Some records:

____

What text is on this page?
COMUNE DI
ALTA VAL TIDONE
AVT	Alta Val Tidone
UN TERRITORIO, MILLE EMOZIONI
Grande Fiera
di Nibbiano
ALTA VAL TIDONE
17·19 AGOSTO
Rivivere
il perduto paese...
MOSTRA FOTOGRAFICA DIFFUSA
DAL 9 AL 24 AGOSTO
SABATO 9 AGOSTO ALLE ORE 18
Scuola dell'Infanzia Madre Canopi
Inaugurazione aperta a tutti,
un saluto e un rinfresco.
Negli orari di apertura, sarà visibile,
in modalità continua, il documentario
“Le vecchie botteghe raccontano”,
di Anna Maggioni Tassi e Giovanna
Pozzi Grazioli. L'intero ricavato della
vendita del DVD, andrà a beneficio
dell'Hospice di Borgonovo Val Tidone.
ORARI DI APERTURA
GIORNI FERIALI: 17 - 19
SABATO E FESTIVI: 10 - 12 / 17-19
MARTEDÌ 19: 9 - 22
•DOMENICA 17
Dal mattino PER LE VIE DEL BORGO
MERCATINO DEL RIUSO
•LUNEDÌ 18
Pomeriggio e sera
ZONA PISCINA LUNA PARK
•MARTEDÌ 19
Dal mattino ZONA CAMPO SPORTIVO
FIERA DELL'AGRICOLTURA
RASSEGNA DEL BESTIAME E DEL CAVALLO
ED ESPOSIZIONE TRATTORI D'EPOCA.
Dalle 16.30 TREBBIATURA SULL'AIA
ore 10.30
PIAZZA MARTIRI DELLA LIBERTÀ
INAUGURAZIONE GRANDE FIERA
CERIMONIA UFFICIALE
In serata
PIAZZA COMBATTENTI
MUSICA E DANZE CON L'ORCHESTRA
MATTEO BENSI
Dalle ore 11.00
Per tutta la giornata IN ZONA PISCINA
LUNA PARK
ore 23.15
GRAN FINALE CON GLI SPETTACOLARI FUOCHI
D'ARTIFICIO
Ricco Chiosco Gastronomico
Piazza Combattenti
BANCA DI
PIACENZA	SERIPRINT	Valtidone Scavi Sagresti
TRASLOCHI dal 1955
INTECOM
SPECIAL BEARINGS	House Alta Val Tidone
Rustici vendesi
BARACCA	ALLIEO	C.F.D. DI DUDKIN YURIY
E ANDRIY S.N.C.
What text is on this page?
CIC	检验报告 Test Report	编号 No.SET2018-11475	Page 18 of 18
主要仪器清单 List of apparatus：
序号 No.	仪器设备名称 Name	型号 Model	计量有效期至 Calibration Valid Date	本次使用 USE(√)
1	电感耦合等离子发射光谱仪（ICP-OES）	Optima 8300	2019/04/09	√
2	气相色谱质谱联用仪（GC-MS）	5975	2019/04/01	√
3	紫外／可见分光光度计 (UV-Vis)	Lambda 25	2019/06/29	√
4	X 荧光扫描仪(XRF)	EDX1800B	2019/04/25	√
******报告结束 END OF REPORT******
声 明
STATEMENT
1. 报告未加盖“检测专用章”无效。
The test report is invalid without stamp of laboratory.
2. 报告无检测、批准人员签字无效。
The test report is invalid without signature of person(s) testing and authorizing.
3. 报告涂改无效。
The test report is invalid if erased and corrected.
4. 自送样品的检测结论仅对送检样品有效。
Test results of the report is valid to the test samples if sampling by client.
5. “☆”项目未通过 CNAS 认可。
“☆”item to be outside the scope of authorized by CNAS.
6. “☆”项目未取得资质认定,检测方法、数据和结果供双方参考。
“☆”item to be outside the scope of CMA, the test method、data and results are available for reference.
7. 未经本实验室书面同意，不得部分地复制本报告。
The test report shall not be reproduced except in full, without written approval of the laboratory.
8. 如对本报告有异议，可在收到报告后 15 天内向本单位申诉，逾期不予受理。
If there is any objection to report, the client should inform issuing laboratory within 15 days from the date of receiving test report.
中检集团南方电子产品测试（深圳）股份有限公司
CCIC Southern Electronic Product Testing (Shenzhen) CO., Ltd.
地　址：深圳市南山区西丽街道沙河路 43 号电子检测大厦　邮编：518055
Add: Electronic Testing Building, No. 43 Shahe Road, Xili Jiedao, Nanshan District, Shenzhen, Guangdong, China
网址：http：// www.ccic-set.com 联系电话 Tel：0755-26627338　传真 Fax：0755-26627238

____

## Short task
Using the material above, print every entry exactly as written.

## Task result
What text is on this page?
COMUNE DI
ALTA VAL TIDONE
AVT	Alta Val Tidone
UN TERRITORIO, MILLE EMOZIONI
Grande Fiera
di Nibbiano
ALTA VAL TIDONE
17·19 AGOSTO
Rivivere
il perduto paese...
MOSTRA FOTOGRAFICA DIFFUSA
DAL 9 AL 24 AGOSTO
SABATO 9 AGOSTO ALLE ORE 18
Scuola dell'Infanzia Madre Canopi
Inaugurazione aperta a tutti,
un saluto e un rinfresco.
Negli orari di apertura, sarà visibile,
in modalità continua, il documentario
“Le vecchie botteghe raccontano”,
di Anna Maggioni Tassi e Giovanna
Pozzi Grazioli. L'intero ricavato della
vendita del DVD, andrà a beneficio
dell'Hospice di Borgonovo Val Tidone.
ORARI DI APERTURA
GIORNI FERIALI: 17 - 19
SABATO E FESTIVI: 10 - 12 / 17-19
MARTEDÌ 19: 9 - 22
•DOMENICA 17
Dal mattino PER LE VIE DEL BORGO
MERCATINO DEL RIUSO
•LUNEDÌ 18
Pomeriggio e sera
ZONA PISCINA LUNA PARK
•MARTEDÌ 19
Dal mattino ZONA CAMPO SPORTIVO
FIERA DELL'AGRICOLTURA
RASSEGNA DEL BESTIAME E DEL CAVALLO
ED ESPOSIZIONE TRATTORI D'EPOCA.
Dalle 16.30 TREBBIATURA SULL'AIA
ore 10.30
PIAZZA MARTIRI DELLA LIBERTÀ
INAUGURAZIONE GRANDE FIERA
CERIMONIA UFFICIALE
In serata
PIAZZA COMBATTENTI
MUSICA E DANZE CON L'ORCHESTRA
MATTEO BENSI
Dalle ore 11.00
Per tutta la giornata IN ZONA PISCINA
LUNA PARK
ore 23.15
GRAN FINALE CON GLI SPETTACOLARI FUOCHI
D'ARTIFICIO
Ricco Chiosco Gastronomico
Piazza Combattenti
BANCA DI
PIACENZA	SERIPRINT	Valtidone Scavi Sagresti
TRASLOCHI dal 1955
INTECOM
SPECIAL BEARINGS	House Alta Val Tidone
Rustici vendesi
BARACCA	ALLIEO	C.F.D. DI DUDKIN YURIY
E ANDRIY S.N.C.
What text is on this page?
CIC	检验报告 Test Report	编号 No.SET2018-11475	Page 18 of 18
主要仪器清单 List of apparatus：
序号 No.	仪器设备名称 Name	型号 Model	计量有效期至 Calibration Valid Date	本次使用 USE(√)
1	电感耦合等离子发射光谱仪（ICP-OES）	Optima 8300	2019/04/09	√
2	气相色谱质谱联用仪（GC-MS）	5975	2019/04/01	√
3	紫外／可见分光光度计 (UV-Vis)	Lambda 25	2019/06/29	√
4	X 荧光扫描仪(XRF)	EDX1800B	2019/04/25	√
******报告结束 END OF REPORT******
声 明
STATEMENT
1. 报告未加盖“检测专用章”无效。
The test report is invalid without stamp of laboratory.
2. 报告无检测、批准人员签字无效。
The test report is invalid without signature of person(s) testing and authorizing.
3. 报告涂改无效。
The test report is invalid if erased and corrected.
4. 自送样品的检测结论仅对送检样品有效。
Test results of the report is valid to the test samples if sampling by client.
5. “☆”项目未通过 CNAS 认可。
“☆”item to be outside the scope of authorized by CNAS.
6. “☆”项目未取得资质认定,检测方法、数据和结果供双方参考。
“☆”item to be outside the scope of CMA, the test method、data and results are available for reference.
7. 未经本实验室书面同意，不得部分地复制本报告。
The test report shall not be reproduced except in full, without written approval of the laboratory.
8. 如对本报告有异议，可在收到报告后 15 天内向本单位申诉，逾期不予受理。
If there is any objection to report, the client should inform issuing laboratory within 15 days from the date of receiving test report.
中检集团南方电子产品测试（深圳）股份有限公司
CCIC Southern Electronic Product Testing (Shenzhen) CO., Ltd.
地　址：深圳市南山区西丽街道沙河路 43 号电子检测大厦　邮编：518055
Add: Electronic Testing Building, No. 43 Shahe Road, Xili Jiedao, Nanshan District, Shenzhen, Guangdong, China
网址：http：// www.ccic-set.com 联系电话 Tel：0755-26627338　传真 Fax：0755-26627238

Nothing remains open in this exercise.